[Data listing]

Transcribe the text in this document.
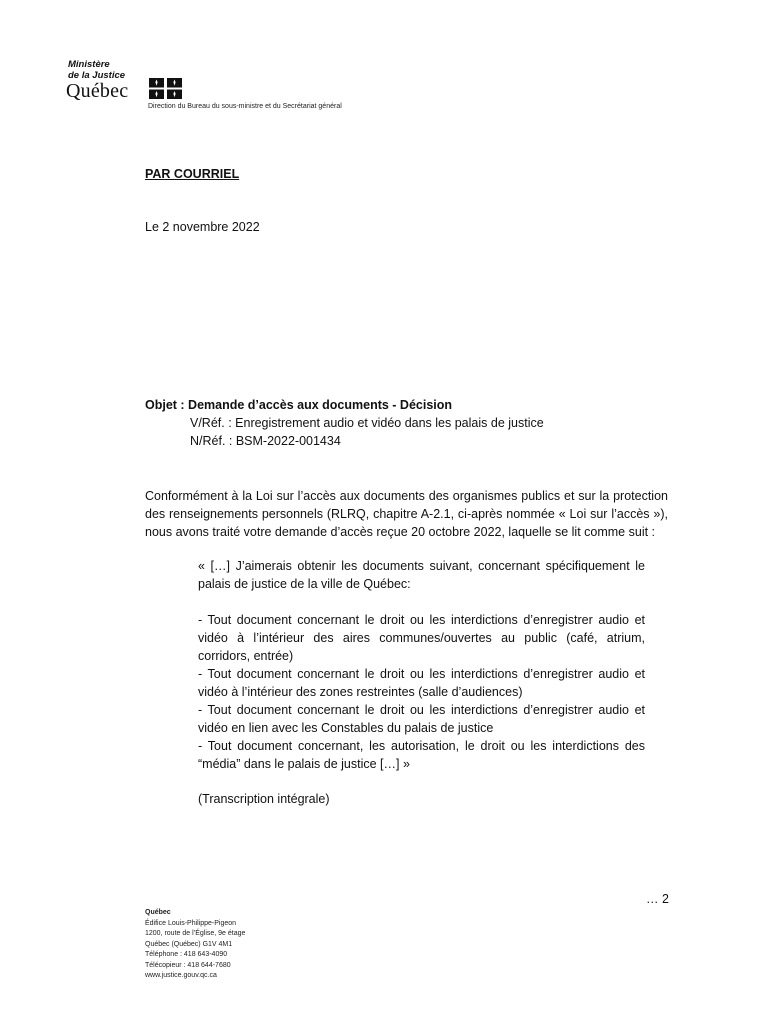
Ministère
de la Justice
Québec
Direction du Bureau du sous-ministre et du Secrétariat général
PAR COURRIEL
Le 2 novembre 2022
Objet : Demande d’accès aux documents - Décision
V/Réf. : Enregistrement audio et vidéo dans les palais de justice
N/Réf. : BSM-2022-001434
Conformément à la Loi sur l’accès aux documents des organismes publics et sur la protection des renseignements personnels (RLRQ, chapitre A-2.1, ci-après nommée « Loi sur l’accès »), nous avons traité votre demande d’accès reçue 20 octobre 2022, laquelle se lit comme suit :
« […] J’aimerais obtenir les documents suivant, concernant spécifiquement le palais de justice de la ville de Québec:

- Tout document concernant le droit ou les interdictions d’enregistrer audio et vidéo à l’intérieur des aires communes/ouvertes au public (café, atrium, corridors, entrée)

- Tout document concernant le droit ou les interdictions d’enregistrer audio et vidéo à l’intérieur des zones restreintes (salle d’audiences)

- Tout document concernant le droit ou les interdictions d’enregistrer audio et vidéo en lien avec les Constables du palais de justice

- Tout document concernant, les autorisation, le droit ou les interdictions des “média” dans le palais de justice […] »

(Transcription intégrale)
… 2
Québec
Édifice Louis-Philippe-Pigeon
1200, route de l’Église, 9e étage
Québec (Québec) G1V 4M1
Téléphone : 418 643-4090
Télécopieur : 418 644-7680
www.justice.gouv.qc.ca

__WHAT YOU ARE ASKED TO DO__.
Your job is to transcribe the entries above exactly; skip the pictures.

__SOLUTION FOR THIS PROBLEM__.
Transcribe the text in this document.
Ministère
de la Justice
Québec
Direction du Bureau du sous-ministre et du Secrétariat général
PAR COURRIEL
Le 2 novembre 2022
Objet : Demande d’accès aux documents - Décision
V/Réf. : Enregistrement audio et vidéo dans les palais de justice
N/Réf. : BSM-2022-001434
Conformément à la Loi sur l’accès aux documents des organismes publics et sur la protection des renseignements personnels (RLRQ, chapitre A-2.1, ci-après nommée « Loi sur l’accès »), nous avons traité votre demande d’accès reçue 20 octobre 2022, laquelle se lit comme suit :
« […] J’aimerais obtenir les documents suivant, concernant spécifiquement le palais de justice de la ville de Québec:

- Tout document concernant le droit ou les interdictions d’enregistrer audio et vidéo à l’intérieur des aires communes/ouvertes au public (café, atrium, corridors, entrée)

- Tout document concernant le droit ou les interdictions d’enregistrer audio et vidéo à l’intérieur des zones restreintes (salle d’audiences)

- Tout document concernant le droit ou les interdictions d’enregistrer audio et vidéo en lien avec les Constables du palais de justice

- Tout document concernant, les autorisation, le droit ou les interdictions des “média” dans le palais de justice […] »

(Transcription intégrale)
… 2
Québec
Édifice Louis-Philippe-Pigeon
1200, route de l’Église, 9e étage
Québec (Québec) G1V 4M1
Téléphone : 418 643-4090
Télécopieur : 418 644-7680
www.justice.gouv.qc.ca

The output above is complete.